(Entries from a dataset)
__________________________________________________

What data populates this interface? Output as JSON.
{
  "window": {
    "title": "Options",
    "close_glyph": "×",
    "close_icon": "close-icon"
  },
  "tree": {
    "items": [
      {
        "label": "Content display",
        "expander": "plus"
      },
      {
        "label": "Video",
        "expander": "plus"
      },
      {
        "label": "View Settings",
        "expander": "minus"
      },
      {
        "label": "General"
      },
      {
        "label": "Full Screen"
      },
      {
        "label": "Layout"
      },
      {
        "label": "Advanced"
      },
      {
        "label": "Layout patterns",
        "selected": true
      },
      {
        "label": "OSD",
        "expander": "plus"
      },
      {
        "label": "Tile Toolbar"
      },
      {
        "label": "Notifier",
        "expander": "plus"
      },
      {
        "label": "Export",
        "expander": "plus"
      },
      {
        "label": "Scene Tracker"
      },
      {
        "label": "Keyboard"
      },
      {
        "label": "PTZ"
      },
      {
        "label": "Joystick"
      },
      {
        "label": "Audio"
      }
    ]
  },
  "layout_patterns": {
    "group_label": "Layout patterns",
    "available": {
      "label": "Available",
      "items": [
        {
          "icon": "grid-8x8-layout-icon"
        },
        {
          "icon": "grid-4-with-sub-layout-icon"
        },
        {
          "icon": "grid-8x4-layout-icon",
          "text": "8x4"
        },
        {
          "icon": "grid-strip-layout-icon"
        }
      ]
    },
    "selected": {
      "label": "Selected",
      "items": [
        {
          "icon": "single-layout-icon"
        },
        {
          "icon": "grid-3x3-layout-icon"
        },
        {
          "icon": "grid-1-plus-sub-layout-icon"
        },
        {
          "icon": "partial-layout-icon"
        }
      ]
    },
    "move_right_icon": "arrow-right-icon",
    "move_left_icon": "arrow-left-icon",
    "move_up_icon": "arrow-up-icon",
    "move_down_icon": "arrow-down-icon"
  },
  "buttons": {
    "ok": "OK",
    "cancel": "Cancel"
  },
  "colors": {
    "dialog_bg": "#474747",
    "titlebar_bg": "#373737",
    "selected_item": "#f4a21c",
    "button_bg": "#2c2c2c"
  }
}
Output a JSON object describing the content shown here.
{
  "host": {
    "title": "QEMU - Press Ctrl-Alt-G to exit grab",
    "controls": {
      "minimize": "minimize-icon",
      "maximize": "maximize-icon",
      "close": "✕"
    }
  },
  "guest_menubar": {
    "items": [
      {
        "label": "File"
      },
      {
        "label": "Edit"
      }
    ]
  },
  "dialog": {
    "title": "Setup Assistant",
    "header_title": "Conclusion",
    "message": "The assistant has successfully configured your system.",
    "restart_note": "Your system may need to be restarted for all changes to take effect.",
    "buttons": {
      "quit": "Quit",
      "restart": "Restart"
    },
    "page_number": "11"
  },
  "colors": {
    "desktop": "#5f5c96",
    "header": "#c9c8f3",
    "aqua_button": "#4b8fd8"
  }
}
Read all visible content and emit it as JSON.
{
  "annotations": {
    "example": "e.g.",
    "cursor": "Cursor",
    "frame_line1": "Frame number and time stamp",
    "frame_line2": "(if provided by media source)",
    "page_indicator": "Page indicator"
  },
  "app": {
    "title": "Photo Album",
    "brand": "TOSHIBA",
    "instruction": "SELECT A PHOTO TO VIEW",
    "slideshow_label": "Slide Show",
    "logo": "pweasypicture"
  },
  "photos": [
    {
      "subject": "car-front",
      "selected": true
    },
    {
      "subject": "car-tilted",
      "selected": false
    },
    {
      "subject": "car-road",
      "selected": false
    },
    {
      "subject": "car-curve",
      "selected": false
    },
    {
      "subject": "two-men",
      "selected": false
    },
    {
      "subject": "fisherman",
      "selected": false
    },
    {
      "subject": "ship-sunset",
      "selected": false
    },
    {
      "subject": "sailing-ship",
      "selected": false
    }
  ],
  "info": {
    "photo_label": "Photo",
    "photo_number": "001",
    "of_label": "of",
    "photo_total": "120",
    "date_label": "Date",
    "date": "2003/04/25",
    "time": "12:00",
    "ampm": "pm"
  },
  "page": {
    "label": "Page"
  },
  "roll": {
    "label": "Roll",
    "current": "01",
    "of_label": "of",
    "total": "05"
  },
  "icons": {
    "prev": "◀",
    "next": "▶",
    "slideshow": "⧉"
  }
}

__________________________________________________

**EXERCISE DESCRIPTION:** Repeat the lines above exactly.

**THE RESULT:**
What data populates this interface? Output as JSON.
{
  "window": {
    "title": "Options",
    "close_glyph": "×",
    "close_icon": "close-icon"
  },
  "tree": {
    "items": [
      {
        "label": "Content display",
        "expander": "plus"
      },
      {
        "label": "Video",
        "expander": "plus"
      },
      {
        "label": "View Settings",
        "expander": "minus"
      },
      {
        "label": "General"
      },
      {
        "label": "Full Screen"
      },
      {
        "label": "Layout"
      },
      {
        "label": "Advanced"
      },
      {
        "label": "Layout patterns",
        "selected": true
      },
      {
        "label": "OSD",
        "expander": "plus"
      },
      {
        "label": "Tile Toolbar"
      },
      {
        "label": "Notifier",
        "expander": "plus"
      },
      {
        "label": "Export",
        "expander": "plus"
      },
      {
        "label": "Scene Tracker"
      },
      {
        "label": "Keyboard"
      },
      {
        "label": "PTZ"
      },
      {
        "label": "Joystick"
      },
      {
        "label": "Audio"
      }
    ]
  },
  "layout_patterns": {
    "group_label": "Layout patterns",
    "available": {
      "label": "Available",
      "items": [
        {
          "icon": "grid-8x8-layout-icon"
        },
        {
          "icon": "grid-4-with-sub-layout-icon"
        },
        {
          "icon": "grid-8x4-layout-icon",
          "text": "8x4"
        },
        {
          "icon": "grid-strip-layout-icon"
        }
      ]
    },
    "selected": {
      "label": "Selected",
      "items": [
        {
          "icon": "single-layout-icon"
        },
        {
          "icon": "grid-3x3-layout-icon"
        },
        {
          "icon": "grid-1-plus-sub-layout-icon"
        },
        {
          "icon": "partial-layout-icon"
        }
      ]
    },
    "move_right_icon": "arrow-right-icon",
    "move_left_icon": "arrow-left-icon",
    "move_up_icon": "arrow-up-icon",
    "move_down_icon": "arrow-down-icon"
  },
  "buttons": {
    "ok": "OK",
    "cancel": "Cancel"
  },
  "colors": {
    "dialog_bg": "#474747",
    "titlebar_bg": "#373737",
    "selected_item": "#f4a21c",
    "button_bg": "#2c2c2c"
  }
}
Output a JSON object describing the content shown here.
{
  "host": {
    "title": "QEMU - Press Ctrl-Alt-G to exit grab",
    "controls": {
      "minimize": "minimize-icon",
      "maximize": "maximize-icon",
      "close": "✕"
    }
  },
  "guest_menubar": {
    "items": [
      {
        "label": "File"
      },
      {
        "label": "Edit"
      }
    ]
  },
  "dialog": {
    "title": "Setup Assistant",
    "header_title": "Conclusion",
    "message": "The assistant has successfully configured your system.",
    "restart_note": "Your system may need to be restarted for all changes to take effect.",
    "buttons": {
      "quit": "Quit",
      "restart": "Restart"
    },
    "page_number": "11"
  },
  "colors": {
    "desktop": "#5f5c96",
    "header": "#c9c8f3",
    "aqua_button": "#4b8fd8"
  }
}
Read all visible content and emit it as JSON.
{
  "annotations": {
    "example": "e.g.",
    "cursor": "Cursor",
    "frame_line1": "Frame number and time stamp",
    "frame_line2": "(if provided by media source)",
    "page_indicator": "Page indicator"
  },
  "app": {
    "title": "Photo Album",
    "brand": "TOSHIBA",
    "instruction": "SELECT A PHOTO TO VIEW",
    "slideshow_label": "Slide Show",
    "logo": "pweasypicture"
  },
  "photos": [
    {
      "subject": "car-front",
      "selected": true
    },
    {
      "subject": "car-tilted",
      "selected": false
    },
    {
      "subject": "car-road",
      "selected": false
    },
    {
      "subject": "car-curve",
      "selected": false
    },
    {
      "subject": "two-men",
      "selected": false
    },
    {
      "subject": "fisherman",
      "selected": false
    },
    {
      "subject": "ship-sunset",
      "selected": false
    },
    {
      "subject": "sailing-ship",
      "selected": false
    }
  ],
  "info": {
    "photo_label": "Photo",
    "photo_number": "001",
    "of_label": "of",
    "photo_total": "120",
    "date_label": "Date",
    "date": "2003/04/25",
    "time": "12:00",
    "ampm": "pm"
  },
  "page": {
    "label": "Page"
  },
  "roll": {
    "label": "Roll",
    "current": "01",
    "of_label": "of",
    "total": "05"
  },
  "icons": {
    "prev": "◀",
    "next": "▶",
    "slideshow": "⧉"
  }
}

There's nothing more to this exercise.